--- Start Material ---

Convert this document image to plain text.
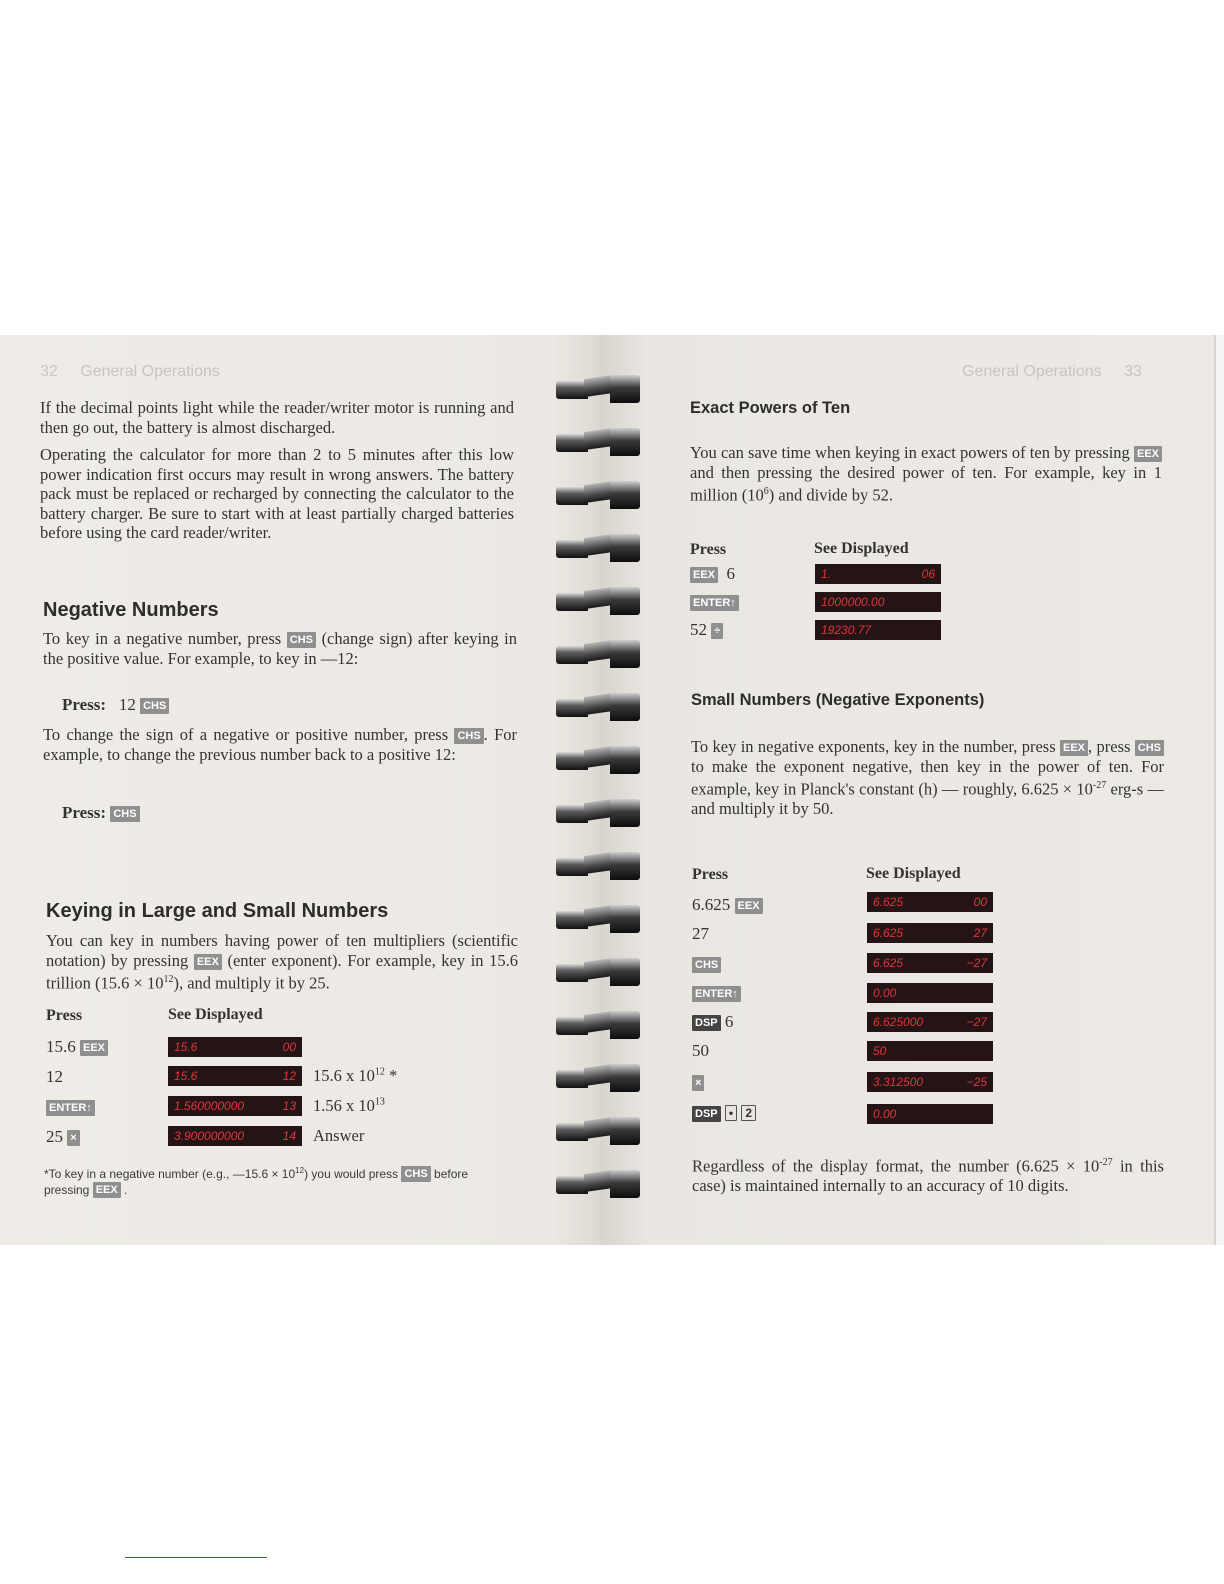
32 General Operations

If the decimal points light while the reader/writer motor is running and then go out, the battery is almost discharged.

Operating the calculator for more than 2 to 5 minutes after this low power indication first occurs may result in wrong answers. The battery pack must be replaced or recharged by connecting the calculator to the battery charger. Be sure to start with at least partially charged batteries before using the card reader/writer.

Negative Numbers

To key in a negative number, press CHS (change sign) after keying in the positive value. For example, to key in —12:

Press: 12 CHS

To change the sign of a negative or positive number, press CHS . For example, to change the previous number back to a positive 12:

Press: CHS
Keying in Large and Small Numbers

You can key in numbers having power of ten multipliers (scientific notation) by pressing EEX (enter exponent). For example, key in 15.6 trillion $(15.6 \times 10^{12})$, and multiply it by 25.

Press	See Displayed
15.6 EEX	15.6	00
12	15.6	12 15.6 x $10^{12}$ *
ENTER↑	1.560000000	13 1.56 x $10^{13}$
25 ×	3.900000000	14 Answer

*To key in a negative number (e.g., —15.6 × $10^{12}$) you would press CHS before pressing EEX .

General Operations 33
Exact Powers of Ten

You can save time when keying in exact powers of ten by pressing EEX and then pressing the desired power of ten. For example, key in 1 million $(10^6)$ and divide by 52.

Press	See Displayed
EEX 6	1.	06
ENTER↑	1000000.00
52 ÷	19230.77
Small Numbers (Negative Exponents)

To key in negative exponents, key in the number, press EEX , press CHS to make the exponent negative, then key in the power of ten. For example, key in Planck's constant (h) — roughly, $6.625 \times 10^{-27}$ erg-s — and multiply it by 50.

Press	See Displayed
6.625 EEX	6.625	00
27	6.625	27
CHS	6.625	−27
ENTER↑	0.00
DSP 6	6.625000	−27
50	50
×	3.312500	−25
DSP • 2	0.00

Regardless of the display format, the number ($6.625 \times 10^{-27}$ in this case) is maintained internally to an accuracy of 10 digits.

--- End Material ---

◆ Short problem
In your copy, leave out the pictures and reproduce the material above exactly.

◆ Final answer
Convert this document image to plain text.
32 General Operations

If the decimal points light while the reader/writer motor is running and then go out, the battery is almost discharged.

Operating the calculator for more than 2 to 5 minutes after this low power indication first occurs may result in wrong answers. The battery pack must be replaced or recharged by connecting the calculator to the battery charger. Be sure to start with at least partially charged batteries before using the card reader/writer.

Negative Numbers

To key in a negative number, press CHS (change sign) after keying in the positive value. For example, to key in —12:

Press: 12 CHS

To change the sign of a negative or positive number, press CHS . For example, to change the previous number back to a positive 12:

Press: CHS
Keying in Large and Small Numbers

You can key in numbers having power of ten multipliers (scientific notation) by pressing EEX (enter exponent). For example, key in 15.6 trillion $(15.6 \times 10^{12})$, and multiply it by 25.

Press	See Displayed
15.6 EEX	15.6	00
12	15.6	12 15.6 x $10^{12}$ *
ENTER↑	1.560000000	13 1.56 x $10^{13}$
25 ×	3.900000000	14 Answer

*To key in a negative number (e.g., —15.6 × $10^{12}$) you would press CHS before pressing EEX .

General Operations 33
Exact Powers of Ten

You can save time when keying in exact powers of ten by pressing EEX and then pressing the desired power of ten. For example, key in 1 million $(10^6)$ and divide by 52.

Press	See Displayed
EEX 6	1.	06
ENTER↑	1000000.00
52 ÷	19230.77
Small Numbers (Negative Exponents)

To key in negative exponents, key in the number, press EEX , press CHS to make the exponent negative, then key in the power of ten. For example, key in Planck's constant (h) — roughly, $6.625 \times 10^{-27}$ erg-s — and multiply it by 50.

Press	See Displayed
6.625 EEX	6.625	00
27	6.625	27
CHS	6.625	−27
ENTER↑	0.00
DSP 6	6.625000	−27
50	50
×	3.312500	−25
DSP • 2	0.00

Regardless of the display format, the number ($6.625 \times 10^{-27}$ in this case) is maintained internally to an accuracy of 10 digits.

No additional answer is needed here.